— Start —
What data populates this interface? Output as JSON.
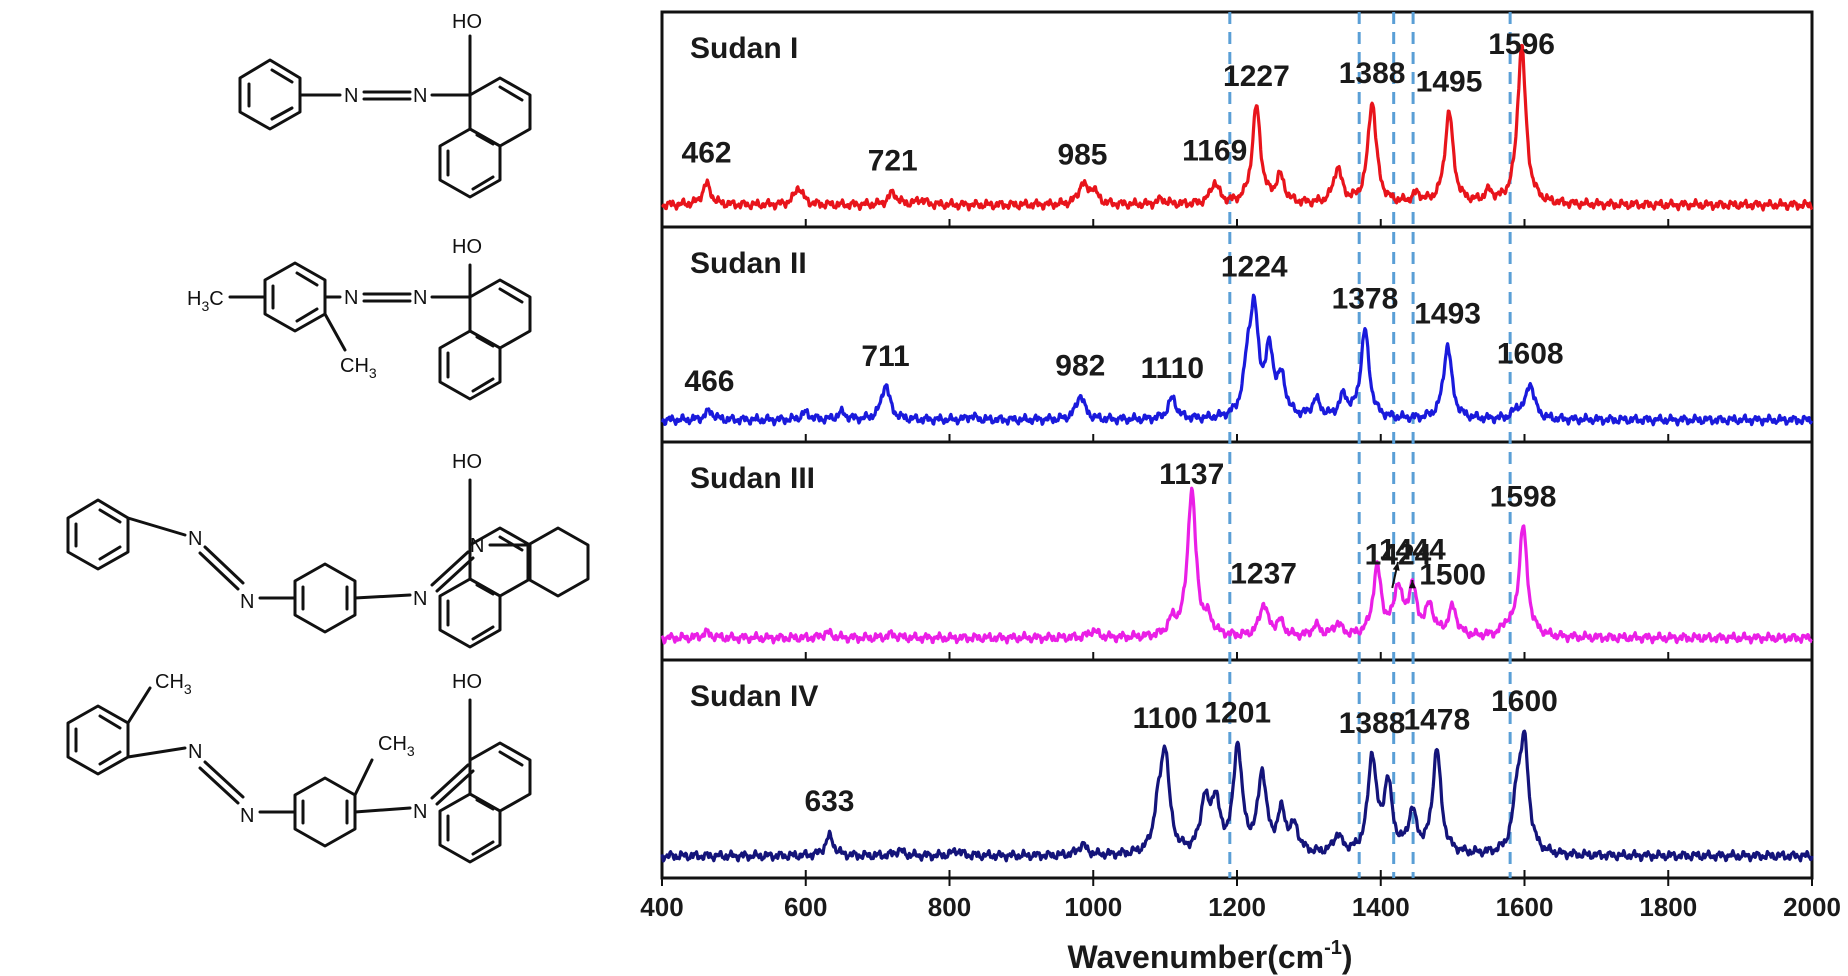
{
  "chart_data": {
    "type": "line",
    "xlabel_main": "Wavenumber(cm",
    "xlabel_sup": "-1",
    "xlabel_tail": ")",
    "xlim": [
      400,
      2000
    ],
    "xticks": [
      "400",
      "600",
      "800",
      "1000",
      "1200",
      "1400",
      "1600",
      "1800",
      "2000"
    ],
    "reference_lines": [
      1190,
      1370,
      1418,
      1445,
      1580
    ],
    "panels": [
      {
        "name": "Sudan I",
        "color": "#e8141b",
        "baseline": 0.06,
        "peaks": [
          [
            462,
            0.12
          ],
          [
            590,
            0.1
          ],
          [
            721,
            0.07
          ],
          [
            760,
            0.03
          ],
          [
            985,
            0.11
          ],
          [
            1000,
            0.08
          ],
          [
            1095,
            0.03
          ],
          [
            1169,
            0.12
          ],
          [
            1227,
            0.55
          ],
          [
            1260,
            0.15
          ],
          [
            1340,
            0.2
          ],
          [
            1388,
            0.58
          ],
          [
            1450,
            0.05
          ],
          [
            1495,
            0.52
          ],
          [
            1550,
            0.06
          ],
          [
            1596,
            0.9
          ]
        ],
        "labels": [
          {
            "text": "462",
            "x": 462
          },
          {
            "text": "721",
            "x": 721
          },
          {
            "text": "985",
            "x": 985
          },
          {
            "text": "1169",
            "x": 1169
          },
          {
            "text": "1227",
            "x": 1227
          },
          {
            "text": "1388",
            "x": 1388
          },
          {
            "text": "1495",
            "x": 1495
          },
          {
            "text": "1596",
            "x": 1596
          }
        ]
      },
      {
        "name": "Sudan II",
        "color": "#1a1adc",
        "baseline": 0.06,
        "peaks": [
          [
            466,
            0.05
          ],
          [
            600,
            0.04
          ],
          [
            650,
            0.04
          ],
          [
            711,
            0.2
          ],
          [
            830,
            0.02
          ],
          [
            982,
            0.14
          ],
          [
            1110,
            0.12
          ],
          [
            1215,
            0.25
          ],
          [
            1224,
            0.55
          ],
          [
            1245,
            0.35
          ],
          [
            1262,
            0.2
          ],
          [
            1310,
            0.1
          ],
          [
            1348,
            0.12
          ],
          [
            1378,
            0.5
          ],
          [
            1493,
            0.42
          ],
          [
            1590,
            0.05
          ],
          [
            1608,
            0.2
          ]
        ],
        "labels": [
          {
            "text": "466",
            "x": 466
          },
          {
            "text": "711",
            "x": 711
          },
          {
            "text": "982",
            "x": 982
          },
          {
            "text": "1110",
            "x": 1110
          },
          {
            "text": "1224",
            "x": 1224
          },
          {
            "text": "1378",
            "x": 1378
          },
          {
            "text": "1493",
            "x": 1493
          },
          {
            "text": "1608",
            "x": 1608
          }
        ]
      },
      {
        "name": "Sudan III",
        "color": "#ea1fe6",
        "baseline": 0.06,
        "peaks": [
          [
            462,
            0.03
          ],
          [
            630,
            0.03
          ],
          [
            720,
            0.02
          ],
          [
            1000,
            0.04
          ],
          [
            1110,
            0.08
          ],
          [
            1137,
            0.82
          ],
          [
            1160,
            0.08
          ],
          [
            1237,
            0.18
          ],
          [
            1260,
            0.08
          ],
          [
            1310,
            0.06
          ],
          [
            1340,
            0.07
          ],
          [
            1395,
            0.38
          ],
          [
            1424,
            0.26
          ],
          [
            1444,
            0.26
          ],
          [
            1468,
            0.16
          ],
          [
            1500,
            0.16
          ],
          [
            1575,
            0.05
          ],
          [
            1598,
            0.62
          ]
        ],
        "labels": [
          {
            "text": "1137",
            "x": 1137
          },
          {
            "text": "1237",
            "x": 1237
          },
          {
            "text": "1424",
            "x": 1424
          },
          {
            "text": "1444",
            "x": 1444
          },
          {
            "text": "1500",
            "x": 1500
          },
          {
            "text": "1598",
            "x": 1598
          }
        ]
      },
      {
        "name": "Sudan IV",
        "color": "#14147a",
        "baseline": 0.06,
        "peaks": [
          [
            633,
            0.11
          ],
          [
            730,
            0.03
          ],
          [
            810,
            0.03
          ],
          [
            985,
            0.06
          ],
          [
            1090,
            0.2
          ],
          [
            1100,
            0.55
          ],
          [
            1155,
            0.28
          ],
          [
            1170,
            0.28
          ],
          [
            1201,
            0.6
          ],
          [
            1235,
            0.44
          ],
          [
            1262,
            0.22
          ],
          [
            1280,
            0.14
          ],
          [
            1340,
            0.1
          ],
          [
            1388,
            0.54
          ],
          [
            1410,
            0.38
          ],
          [
            1444,
            0.22
          ],
          [
            1478,
            0.58
          ],
          [
            1590,
            0.3
          ],
          [
            1600,
            0.58
          ]
        ],
        "labels": [
          {
            "text": "633",
            "x": 633
          },
          {
            "text": "1100",
            "x": 1100
          },
          {
            "text": "1201",
            "x": 1201
          },
          {
            "text": "1388",
            "x": 1388
          },
          {
            "text": "1478",
            "x": 1478
          },
          {
            "text": "1600",
            "x": 1600
          }
        ]
      }
    ]
  },
  "structures": {
    "oh": "HO",
    "n": "N",
    "h3c_h": "H",
    "h3c_c": "C",
    "ch3_main": "CH",
    "sub3": "3",
    "methyl_text": "CH",
    "methyl_sub": "3"
  }
}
— End —
:: SHORT PROBLEM ::
Look for the word "name" and return every line where it occurs.

:: ANSWER TO THE TASK ::
        "name": "Sudan I",
        "name": "Sudan II",
        "name": "Sudan III",
        "name": "Sudan IV",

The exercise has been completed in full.